Brief. Every record must appear in your copy exactly as written, with no pictures.
The input START
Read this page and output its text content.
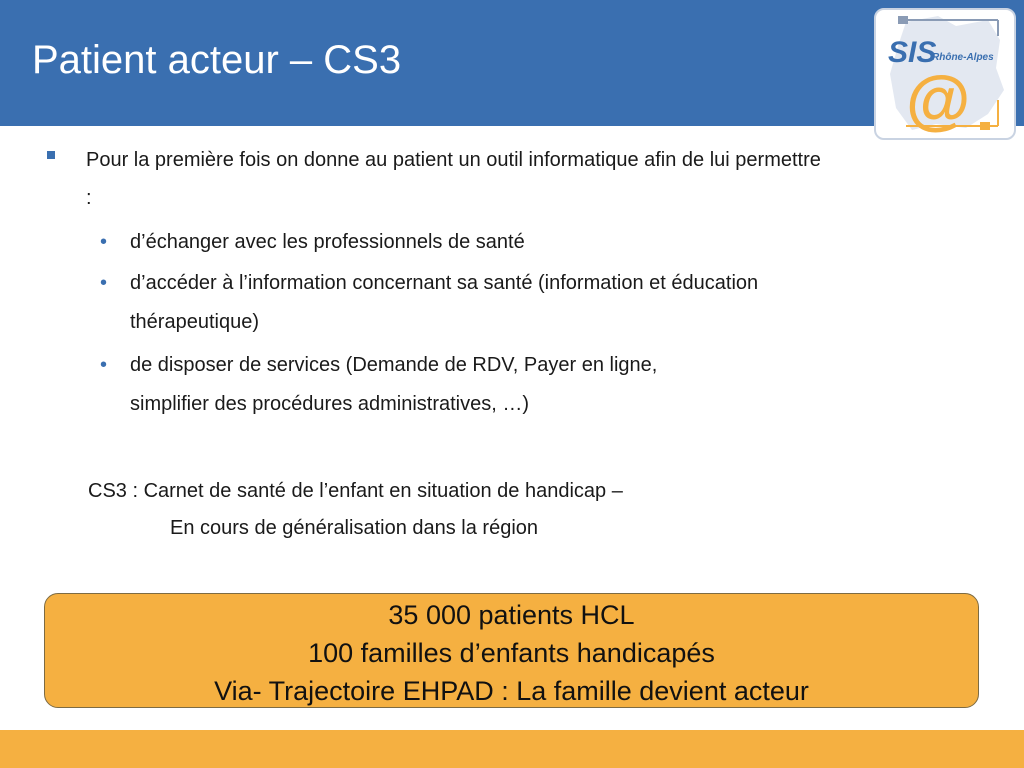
Patient acteur – CS3	SIS
Rhône-Alpes
@
Pour la première fois on donne au patient un outil informatique afin de lui permettre
:
• d’échanger avec les professionnels de santé
• d’accéder à l’information concernant sa santé (information et éducation
thérapeutique)
• de disposer de services (Demande de RDV, Payer en ligne,
simplifier des procédures administratives, …)
CS3 : Carnet de santé de l’enfant en situation de handicap –
En cours de généralisation dans la région
35 000 patients HCL
100 familles d’enfants handicapés
Via- Trajectoire EHPAD : La famille devient acteur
The input END
Written response.
Read this page and output its text content.
Patient acteur – CS3	SIS
Rhône-Alpes
@
Pour la première fois on donne au patient un outil informatique afin de lui permettre
:
• d’échanger avec les professionnels de santé
• d’accéder à l’information concernant sa santé (information et éducation
thérapeutique)
• de disposer de services (Demande de RDV, Payer en ligne,
simplifier des procédures administratives, …)
CS3 : Carnet de santé de l’enfant en situation de handicap –
En cours de généralisation dans la région
35 000 patients HCL
100 familles d’enfants handicapés
Via- Trajectoire EHPAD : La famille devient acteur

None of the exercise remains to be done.